▶ _EXERCISE AIM_
Output the material word for word. Leave each picture out.

====== EXERCISE DATA ======

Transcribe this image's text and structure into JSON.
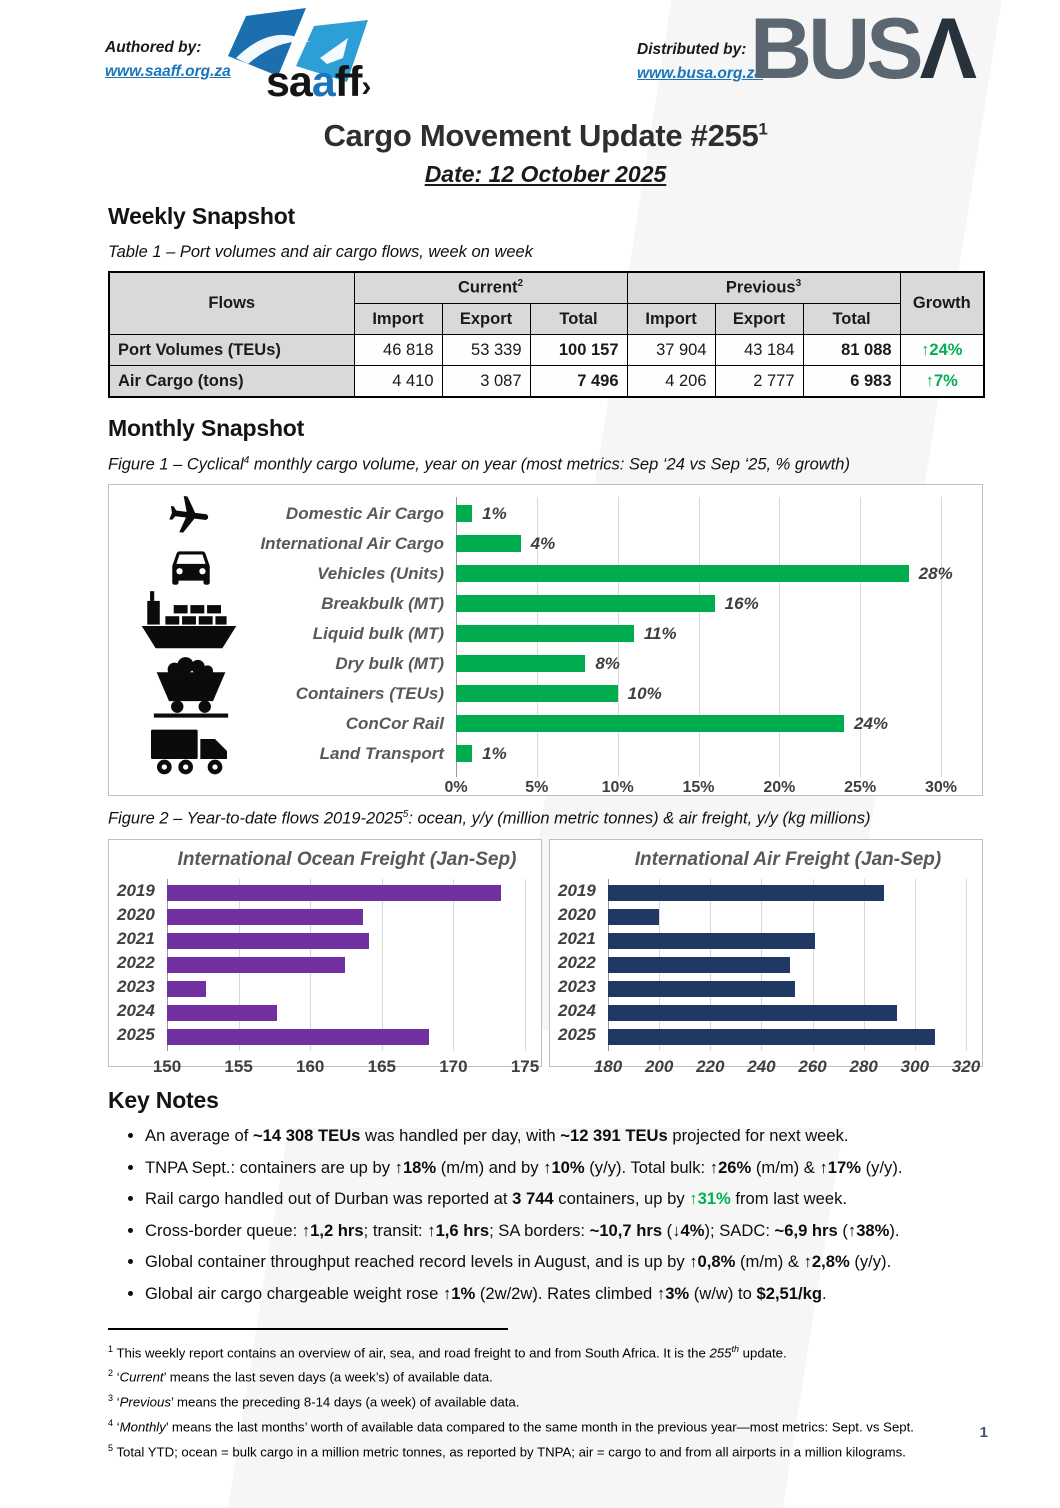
{
  "header": {
    "authored_label": "Authored by:",
    "authored_link": "www.saaff.org.za",
    "distributed_label": "Distributed by:",
    "distributed_link": "www.busa.org.za",
    "saaff_word": {
      "p1": "sa",
      "p2": "a",
      "p3": "ff"
    },
    "busa_word": {
      "p1": "BUS",
      "p2": "Λ"
    }
  },
  "title": {
    "main": "Cargo Movement Update #255",
    "sup": "1"
  },
  "date_line": "Date: 12 October 2025",
  "weekly": {
    "heading": "Weekly Snapshot",
    "table_caption": "Table 1 – Port volumes and air cargo flows, week on week",
    "table": {
      "col_flows": "Flows",
      "col_current": "Current",
      "col_current_sup": "2",
      "col_previous": "Previous",
      "col_previous_sup": "3",
      "col_growth": "Growth",
      "subheaders": [
        "Import",
        "Export",
        "Total",
        "Import",
        "Export",
        "Total"
      ],
      "rows": [
        {
          "label": "Port Volumes (TEUs)",
          "current": [
            "46 818",
            "53 339",
            "100 157"
          ],
          "previous": [
            "37 904",
            "43 184",
            "81 088"
          ],
          "growth": "↑24%"
        },
        {
          "label": "Air Cargo (tons)",
          "current": [
            "4 410",
            "3 087",
            "7 496"
          ],
          "previous": [
            "4 206",
            "2 777",
            "6 983"
          ],
          "growth": "↑7%"
        }
      ]
    }
  },
  "monthly": {
    "heading": "Monthly Snapshot",
    "fig1_caption": {
      "pre": "Figure 1 – Cyclical",
      "sup": "4",
      "post": " monthly cargo volume, year on year (most metrics: Sep ‘24 vs Sep ‘25, % growth)"
    },
    "fig2_caption": {
      "pre": "Figure 2 – Year-to-date flows 2019-2025",
      "sup": "5",
      "post": ": ocean, y/y (million metric tonnes) & air freight, y/y (kg millions)"
    }
  },
  "chart_data": [
    {
      "type": "bar",
      "orientation": "horizontal",
      "title": "Cyclical monthly cargo volume, year on year (% growth)",
      "categories": [
        "Domestic Air Cargo",
        "International Air Cargo",
        "Vehicles (Units)",
        "Breakbulk (MT)",
        "Liquid bulk (MT)",
        "Dry bulk (MT)",
        "Containers (TEUs)",
        "ConCor Rail",
        "Land Transport"
      ],
      "values": [
        1,
        4,
        28,
        16,
        11,
        8,
        10,
        24,
        1
      ],
      "labels": [
        "1%",
        "4%",
        "28%",
        "16%",
        "11%",
        "8%",
        "10%",
        "24%",
        "1%"
      ],
      "xticks": [
        "0%",
        "5%",
        "10%",
        "15%",
        "20%",
        "25%",
        "30%"
      ],
      "xlim": [
        0,
        30
      ],
      "grid": true,
      "bar_color": "#00AC4E",
      "icons": [
        "airplane",
        "car",
        "ship",
        "mine-cart",
        "truck"
      ]
    },
    {
      "type": "bar",
      "orientation": "horizontal",
      "title": "International Ocean Freight (Jan-Sep)",
      "categories": [
        "2019",
        "2020",
        "2021",
        "2022",
        "2023",
        "2024",
        "2025"
      ],
      "values": [
        173.3,
        163.7,
        164.1,
        162.4,
        152.7,
        157.7,
        168.3
      ],
      "xticks": [
        "150",
        "155",
        "160",
        "165",
        "170",
        "175"
      ],
      "xlim": [
        150,
        175
      ],
      "grid": true,
      "bar_color": "#7030A0"
    },
    {
      "type": "bar",
      "orientation": "horizontal",
      "title": "International Air Freight (Jan-Sep)",
      "categories": [
        "2019",
        "2020",
        "2021",
        "2022",
        "2023",
        "2024",
        "2025"
      ],
      "values": [
        288,
        200,
        261,
        251,
        253,
        293,
        308
      ],
      "xticks": [
        "180",
        "200",
        "220",
        "240",
        "260",
        "280",
        "300",
        "320"
      ],
      "xlim": [
        180,
        320
      ],
      "grid": true,
      "bar_color": "#1F3864"
    }
  ],
  "key_notes": {
    "heading": "Key Notes",
    "bullets": [
      [
        {
          "t": "An average of "
        },
        {
          "t": "~14 308 TEUs",
          "b": 1
        },
        {
          "t": " was handled per day, with "
        },
        {
          "t": "~12 391 TEUs",
          "b": 1
        },
        {
          "t": " projected for next week."
        }
      ],
      [
        {
          "t": "TNPA Sept.: containers are up by "
        },
        {
          "t": "↑18%",
          "b": 1
        },
        {
          "t": " (m/m) and by "
        },
        {
          "t": "↑10%",
          "b": 1
        },
        {
          "t": " (y/y). Total bulk: "
        },
        {
          "t": "↑26%",
          "b": 1
        },
        {
          "t": " (m/m) & "
        },
        {
          "t": "↑17%",
          "b": 1
        },
        {
          "t": " (y/y)."
        }
      ],
      [
        {
          "t": "Rail cargo handled out of Durban was reported at "
        },
        {
          "t": "3 744",
          "b": 1
        },
        {
          "t": " containers, up by "
        },
        {
          "t": "↑31%",
          "b": 1,
          "c": "green"
        },
        {
          "t": " from last week."
        }
      ],
      [
        {
          "t": "Cross-border queue: "
        },
        {
          "t": "↑1,2 hrs",
          "b": 1
        },
        {
          "t": "; transit: "
        },
        {
          "t": "↑1,6 hrs",
          "b": 1
        },
        {
          "t": "; SA borders: "
        },
        {
          "t": "~10,7 hrs",
          "b": 1
        },
        {
          "t": " ("
        },
        {
          "t": "↓4%",
          "b": 1
        },
        {
          "t": "); SADC: "
        },
        {
          "t": "~6,9 hrs",
          "b": 1
        },
        {
          "t": " ("
        },
        {
          "t": "↑38%",
          "b": 1
        },
        {
          "t": ")."
        }
      ],
      [
        {
          "t": "Global container throughput reached record levels in August, and is up by "
        },
        {
          "t": "↑0,8%",
          "b": 1
        },
        {
          "t": " (m/m) & "
        },
        {
          "t": "↑2,8%",
          "b": 1
        },
        {
          "t": " (y/y)."
        }
      ],
      [
        {
          "t": "Global air cargo chargeable weight rose "
        },
        {
          "t": "↑1%",
          "b": 1
        },
        {
          "t": " (2w/2w). Rates climbed "
        },
        {
          "t": "↑3%",
          "b": 1
        },
        {
          "t": " (w/w) to "
        },
        {
          "t": "$2,51/kg",
          "b": 1
        },
        {
          "t": "."
        }
      ]
    ]
  },
  "footnotes": [
    {
      "sup": "1",
      "segs": [
        {
          "t": "This weekly report contains an overview of air, sea, and road freight to and from South Africa. It is the "
        },
        {
          "t": "255",
          "i": 1
        },
        {
          "t": "th",
          "i": 1,
          "sup": 1
        },
        {
          "t": " update."
        }
      ]
    },
    {
      "sup": "2",
      "segs": [
        {
          "t": "‘"
        },
        {
          "t": "Current",
          "i": 1
        },
        {
          "t": "’ means the last seven days (a week’s) of available data."
        }
      ]
    },
    {
      "sup": "3",
      "segs": [
        {
          "t": "‘"
        },
        {
          "t": "Previous",
          "i": 1
        },
        {
          "t": "’ means the preceding 8-14 days (a week) of available data."
        }
      ]
    },
    {
      "sup": "4",
      "segs": [
        {
          "t": "‘"
        },
        {
          "t": "Monthly",
          "i": 1
        },
        {
          "t": "’ means the last months’ worth of available data compared to the same month in the previous year—most metrics: Sept. vs Sept."
        }
      ]
    },
    {
      "sup": "5",
      "segs": [
        {
          "t": "Total YTD; ocean = bulk cargo in a million metric tonnes, as reported by TNPA; air = cargo to and from all airports in a million kilograms."
        }
      ]
    }
  ],
  "page_number": "1",
  "colors": {
    "green": "#00B050",
    "bar_green": "#00AC4E",
    "purple": "#7030A0",
    "navy": "#1F3864",
    "link_blue": "#1B75BB",
    "table_header_bg": "#D9D9D9"
  }
}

======

▶ _WRITTEN RESPONSE_
Transcribe this image's text and structure into JSON.
{
  "header": {
    "authored_label": "Authored by:",
    "authored_link": "www.saaff.org.za",
    "distributed_label": "Distributed by:",
    "distributed_link": "www.busa.org.za",
    "saaff_word": {
      "p1": "sa",
      "p2": "a",
      "p3": "ff"
    },
    "busa_word": {
      "p1": "BUS",
      "p2": "Λ"
    }
  },
  "title": {
    "main": "Cargo Movement Update #255",
    "sup": "1"
  },
  "date_line": "Date: 12 October 2025",
  "weekly": {
    "heading": "Weekly Snapshot",
    "table_caption": "Table 1 – Port volumes and air cargo flows, week on week",
    "table": {
      "col_flows": "Flows",
      "col_current": "Current",
      "col_current_sup": "2",
      "col_previous": "Previous",
      "col_previous_sup": "3",
      "col_growth": "Growth",
      "subheaders": [
        "Import",
        "Export",
        "Total",
        "Import",
        "Export",
        "Total"
      ],
      "rows": [
        {
          "label": "Port Volumes (TEUs)",
          "current": [
            "46 818",
            "53 339",
            "100 157"
          ],
          "previous": [
            "37 904",
            "43 184",
            "81 088"
          ],
          "growth": "↑24%"
        },
        {
          "label": "Air Cargo (tons)",
          "current": [
            "4 410",
            "3 087",
            "7 496"
          ],
          "previous": [
            "4 206",
            "2 777",
            "6 983"
          ],
          "growth": "↑7%"
        }
      ]
    }
  },
  "monthly": {
    "heading": "Monthly Snapshot",
    "fig1_caption": {
      "pre": "Figure 1 – Cyclical",
      "sup": "4",
      "post": " monthly cargo volume, year on year (most metrics: Sep ‘24 vs Sep ‘25, % growth)"
    },
    "fig2_caption": {
      "pre": "Figure 2 – Year-to-date flows 2019-2025",
      "sup": "5",
      "post": ": ocean, y/y (million metric tonnes) & air freight, y/y (kg millions)"
    }
  },
  "chart_data": [
    {
      "type": "bar",
      "orientation": "horizontal",
      "title": "Cyclical monthly cargo volume, year on year (% growth)",
      "categories": [
        "Domestic Air Cargo",
        "International Air Cargo",
        "Vehicles (Units)",
        "Breakbulk (MT)",
        "Liquid bulk (MT)",
        "Dry bulk (MT)",
        "Containers (TEUs)",
        "ConCor Rail",
        "Land Transport"
      ],
      "values": [
        1,
        4,
        28,
        16,
        11,
        8,
        10,
        24,
        1
      ],
      "labels": [
        "1%",
        "4%",
        "28%",
        "16%",
        "11%",
        "8%",
        "10%",
        "24%",
        "1%"
      ],
      "xticks": [
        "0%",
        "5%",
        "10%",
        "15%",
        "20%",
        "25%",
        "30%"
      ],
      "xlim": [
        0,
        30
      ],
      "grid": true,
      "bar_color": "#00AC4E",
      "icons": [
        "airplane",
        "car",
        "ship",
        "mine-cart",
        "truck"
      ]
    },
    {
      "type": "bar",
      "orientation": "horizontal",
      "title": "International Ocean Freight (Jan-Sep)",
      "categories": [
        "2019",
        "2020",
        "2021",
        "2022",
        "2023",
        "2024",
        "2025"
      ],
      "values": [
        173.3,
        163.7,
        164.1,
        162.4,
        152.7,
        157.7,
        168.3
      ],
      "xticks": [
        "150",
        "155",
        "160",
        "165",
        "170",
        "175"
      ],
      "xlim": [
        150,
        175
      ],
      "grid": true,
      "bar_color": "#7030A0"
    },
    {
      "type": "bar",
      "orientation": "horizontal",
      "title": "International Air Freight (Jan-Sep)",
      "categories": [
        "2019",
        "2020",
        "2021",
        "2022",
        "2023",
        "2024",
        "2025"
      ],
      "values": [
        288,
        200,
        261,
        251,
        253,
        293,
        308
      ],
      "xticks": [
        "180",
        "200",
        "220",
        "240",
        "260",
        "280",
        "300",
        "320"
      ],
      "xlim": [
        180,
        320
      ],
      "grid": true,
      "bar_color": "#1F3864"
    }
  ],
  "key_notes": {
    "heading": "Key Notes",
    "bullets": [
      [
        {
          "t": "An average of "
        },
        {
          "t": "~14 308 TEUs",
          "b": 1
        },
        {
          "t": " was handled per day, with "
        },
        {
          "t": "~12 391 TEUs",
          "b": 1
        },
        {
          "t": " projected for next week."
        }
      ],
      [
        {
          "t": "TNPA Sept.: containers are up by "
        },
        {
          "t": "↑18%",
          "b": 1
        },
        {
          "t": " (m/m) and by "
        },
        {
          "t": "↑10%",
          "b": 1
        },
        {
          "t": " (y/y). Total bulk: "
        },
        {
          "t": "↑26%",
          "b": 1
        },
        {
          "t": " (m/m) & "
        },
        {
          "t": "↑17%",
          "b": 1
        },
        {
          "t": " (y/y)."
        }
      ],
      [
        {
          "t": "Rail cargo handled out of Durban was reported at "
        },
        {
          "t": "3 744",
          "b": 1
        },
        {
          "t": " containers, up by "
        },
        {
          "t": "↑31%",
          "b": 1,
          "c": "green"
        },
        {
          "t": " from last week."
        }
      ],
      [
        {
          "t": "Cross-border queue: "
        },
        {
          "t": "↑1,2 hrs",
          "b": 1
        },
        {
          "t": "; transit: "
        },
        {
          "t": "↑1,6 hrs",
          "b": 1
        },
        {
          "t": "; SA borders: "
        },
        {
          "t": "~10,7 hrs",
          "b": 1
        },
        {
          "t": " ("
        },
        {
          "t": "↓4%",
          "b": 1
        },
        {
          "t": "); SADC: "
        },
        {
          "t": "~6,9 hrs",
          "b": 1
        },
        {
          "t": " ("
        },
        {
          "t": "↑38%",
          "b": 1
        },
        {
          "t": ")."
        }
      ],
      [
        {
          "t": "Global container throughput reached record levels in August, and is up by "
        },
        {
          "t": "↑0,8%",
          "b": 1
        },
        {
          "t": " (m/m) & "
        },
        {
          "t": "↑2,8%",
          "b": 1
        },
        {
          "t": " (y/y)."
        }
      ],
      [
        {
          "t": "Global air cargo chargeable weight rose "
        },
        {
          "t": "↑1%",
          "b": 1
        },
        {
          "t": " (2w/2w). Rates climbed "
        },
        {
          "t": "↑3%",
          "b": 1
        },
        {
          "t": " (w/w) to "
        },
        {
          "t": "$2,51/kg",
          "b": 1
        },
        {
          "t": "."
        }
      ]
    ]
  },
  "footnotes": [
    {
      "sup": "1",
      "segs": [
        {
          "t": "This weekly report contains an overview of air, sea, and road freight to and from South Africa. It is the "
        },
        {
          "t": "255",
          "i": 1
        },
        {
          "t": "th",
          "i": 1,
          "sup": 1
        },
        {
          "t": " update."
        }
      ]
    },
    {
      "sup": "2",
      "segs": [
        {
          "t": "‘"
        },
        {
          "t": "Current",
          "i": 1
        },
        {
          "t": "’ means the last seven days (a week’s) of available data."
        }
      ]
    },
    {
      "sup": "3",
      "segs": [
        {
          "t": "‘"
        },
        {
          "t": "Previous",
          "i": 1
        },
        {
          "t": "’ means the preceding 8-14 days (a week) of available data."
        }
      ]
    },
    {
      "sup": "4",
      "segs": [
        {
          "t": "‘"
        },
        {
          "t": "Monthly",
          "i": 1
        },
        {
          "t": "’ means the last months’ worth of available data compared to the same month in the previous year—most metrics: Sept. vs Sept."
        }
      ]
    },
    {
      "sup": "5",
      "segs": [
        {
          "t": "Total YTD; ocean = bulk cargo in a million metric tonnes, as reported by TNPA; air = cargo to and from all airports in a million kilograms."
        }
      ]
    }
  ],
  "page_number": "1",
  "colors": {
    "green": "#00B050",
    "bar_green": "#00AC4E",
    "purple": "#7030A0",
    "navy": "#1F3864",
    "link_blue": "#1B75BB",
    "table_header_bg": "#D9D9D9"
  }
}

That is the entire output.